## Text shown

++++++

Corporate Strategy And The Speed Of The Supply Chain

April 24th, 2007

One of the best business speakers I have ever heard present is Mike McBreen, formerly of Nike and now with Furniture Brands International based in St. Louis. I was fortunate to be invited to a lunch on campus where Mike spoke to us about himself and his work at Nike, and we could ask him questions. A very humble man you could not help but like and respect. Mike also spoke at our winter undergraduate Orfalea College of Business graduation ceremony and did a great job.

One of his points during that lunch that resonated with me and still sticks in my mind … successful corporate strategy, at least in his industry, is becoming more and more tied to the supply chain and how quickly and efficiently goods can be moved from creation to the customer.

As one of his examples, he indicated that the retail “shelf life” of a T-shirt is/was about 33 days. Yet, it takes 28 days just to ship a shirt from a port in China to Nike’s intake facility on the US East Coast. Thus, if consumer taste takes a big swing while the ship carrying your T-shirt is going through the Panama Canal, you are not in a terribly enviable position. Future victory, then, at least for those in the T-shirt or other textile sales business, may hinge more and more on who can cut that 28 days down to, for example, 10 days — and Mike talked about how he is seeing some T-shirt production starting to move back to the US from abroad.

If so, does this make one of the books that a number of you read to help prepare you for the China trip, The Travels of a T-Shirt in the Global Economy, outdated? Just a thought.

Man, the world of business changes at light speed and that is one of the things I love about it. I hope you do too. No day is the same or boring in business.

For more information on the supply chain issue, check out MIT’s Center for Transportation and Logistics web site, where the techies there go nuts over this supply chain stuff.

This issue also relates to the Port (or a similar one) we may possibly visit in China (depends on our ultimate travel plan and details).

Professor Carr March 13, 2008 addendum: See this related post I just made, Gone Baby, Gone … Even From Mexico.

Entry Filed under: Shanghai, China, Misc.

4 Comments Add your own

  • 1. Andrea Muntzel  |  December 22nd, 2008 at 11:09 am

    There have been several articles that discuss manufacturing moving back to the United States for one reason or another. I’m skeptical. Like the “Gone, Baby, Gone…Even from Mexico” post, labor costs and manufacturing costs in the United States are too high to make up for any cost savings achieved by—well—anything. I can see how the supply chain issue is important but I don’t see it changing anything. Really, moving production to the United States would solve the issue of getting the products to the customers while causing another problem in getting supplies (which would likely still come from China) to the manufacturing facilities. The one-product towns in China have important economies of scale and seem to be an excellent way to manage the supply chain and keep supplies in a localized area.

++++++

## Listed entries
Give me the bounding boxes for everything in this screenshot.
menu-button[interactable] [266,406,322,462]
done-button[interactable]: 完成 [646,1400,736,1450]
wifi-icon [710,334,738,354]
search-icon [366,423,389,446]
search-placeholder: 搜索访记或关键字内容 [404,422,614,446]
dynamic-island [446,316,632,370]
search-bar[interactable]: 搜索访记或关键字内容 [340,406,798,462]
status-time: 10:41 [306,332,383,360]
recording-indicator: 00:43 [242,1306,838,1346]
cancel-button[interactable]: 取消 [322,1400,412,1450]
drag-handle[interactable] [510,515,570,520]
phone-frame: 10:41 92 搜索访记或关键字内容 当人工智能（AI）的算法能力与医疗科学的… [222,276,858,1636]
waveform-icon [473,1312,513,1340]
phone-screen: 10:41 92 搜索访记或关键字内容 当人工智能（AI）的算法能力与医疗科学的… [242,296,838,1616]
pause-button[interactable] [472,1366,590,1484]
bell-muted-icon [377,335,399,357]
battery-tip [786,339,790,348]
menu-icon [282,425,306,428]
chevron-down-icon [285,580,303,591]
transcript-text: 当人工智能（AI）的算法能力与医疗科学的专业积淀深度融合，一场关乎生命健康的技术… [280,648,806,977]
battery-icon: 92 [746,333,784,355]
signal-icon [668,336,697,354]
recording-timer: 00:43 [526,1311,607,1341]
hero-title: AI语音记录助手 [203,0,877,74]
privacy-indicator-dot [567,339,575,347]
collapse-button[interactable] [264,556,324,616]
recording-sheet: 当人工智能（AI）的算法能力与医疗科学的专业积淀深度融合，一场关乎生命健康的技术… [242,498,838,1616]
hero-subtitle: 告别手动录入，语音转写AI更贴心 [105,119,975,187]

++++++

## Tasks to perform
1 > Can you repeat the stretch of rows from the first row through the one containing "hero-title: AI语音记录助手 [203,0,877,74]", word for word?
2 > Would you continue the post on corporate strategy and supply chain speed from the point where it stops?
The supply chain post and the rows come from unrelated sources.

## Results for the exercise
1 >
Give me the bounding boxes for everything in this screenshot.
menu-button[interactable] [266,406,322,462]
done-button[interactable]: 完成 [646,1400,736,1450]
wifi-icon [710,334,738,354]
search-icon [366,423,389,446]
search-placeholder: 搜索访记或关键字内容 [404,422,614,446]
dynamic-island [446,316,632,370]
search-bar[interactable]: 搜索访记或关键字内容 [340,406,798,462]
status-time: 10:41 [306,332,383,360]
recording-indicator: 00:43 [242,1306,838,1346]
cancel-button[interactable]: 取消 [322,1400,412,1450]
drag-handle[interactable] [510,515,570,520]
phone-frame: 10:41 92 搜索访记或关键字内容 当人工智能（AI）的算法能力与医疗科学的… [222,276,858,1636]
waveform-icon [473,1312,513,1340]
phone-screen: 10:41 92 搜索访记或关键字内容 当人工智能（AI）的算法能力与医疗科学的… [242,296,838,1616]
pause-button[interactable] [472,1366,590,1484]
bell-muted-icon [377,335,399,357]
battery-tip [786,339,790,348]
menu-icon [282,425,306,428]
chevron-down-icon [285,580,303,591]
transcript-text: 当人工智能（AI）的算法能力与医疗科学的专业积淀深度融合，一场关乎生命健康的技术… [280,648,806,977]
battery-icon: 92 [746,333,784,355]
signal-icon [668,336,697,354]
recording-timer: 00:43 [526,1311,607,1341]
hero-title: AI语音记录助手 [203,0,877,74]

2 >
    Increased attention to supply chain management has another important implication for us as MBA students; when the job market is lacking vigor, skills in supply chain management could give us a competitive advantage. I’ve already ordered the book Travels of a T-Shirt in The Global Economy for my spring book review so I can learn a little more about this subject. If my synopsis is correct, the ports in China should be very busy.

  • 2. Morgan O'Hara  |  December 22nd, 2008 at 11:28 pm

    Doh! (That was a Homer Simpson doh) And I doh because just the other week in Toastmasters, Dr. Olsen gave a speech on how to speed the supply chain. My excuse for not remembering much of what was said – one, it was 6:30 in the morning, and two, he gave a demonstration, and I was one of the cogs on the supply chain, and I had to focus on passing out boxes.

    Poor excuses, I know. But I’m going to gracefully pass this onto Dr. Olsen and see if he won’t shed some light on supply chain efficiency.

  • 3. Eric Olsen  |  January 2nd, 2009 at 2:04 pm

    Morgan is referring to a little “push versus pull” demonstration that I do with classes to demonstrate the relationship between inventory and time. There is even a law that governs the relationship. It is called, “Little’s Law”. It states that the total cycle time for a supply chain is equal to the inventory divided by the ship rate. For example, for a supply chain needs to consistently deliver (ship) 1000 shirts a day and the travel time from China is 28 days, then the supply chain has to have 28,000 t-shirts in transit (inventory). Moreover, it gets worse. Because inventory does not instantaneously appear and get sold, a shipment of 28,000 t-shirts needs to be supported with stockpile of t-shirts on each side of the Pacific. If the manufactures make t-shirts at a rate of 1000 per day and they are sold at a rate of 1000 per day, then the average stockpile on each end is one half the shipment volume or 14,000 t-shirts. The net result is that you need 56,000 t-shirts in supply chain inventory to support a customer demand of 1000 t-shirts a day. This is not good if the shelf life is only “33 days” and you have 56 days of inventory in your supply chain. It also begs the quest ion of who would risk 56,000 t-shirt dollars of capital to run this supply chain? No wonder some companies are figuring out ways to bring manufacturing back to the US!

  • 4. Chris Carr  |  January 2nd, 2009 at 8:36 pm

    Good points. Thanks for check in, Eric.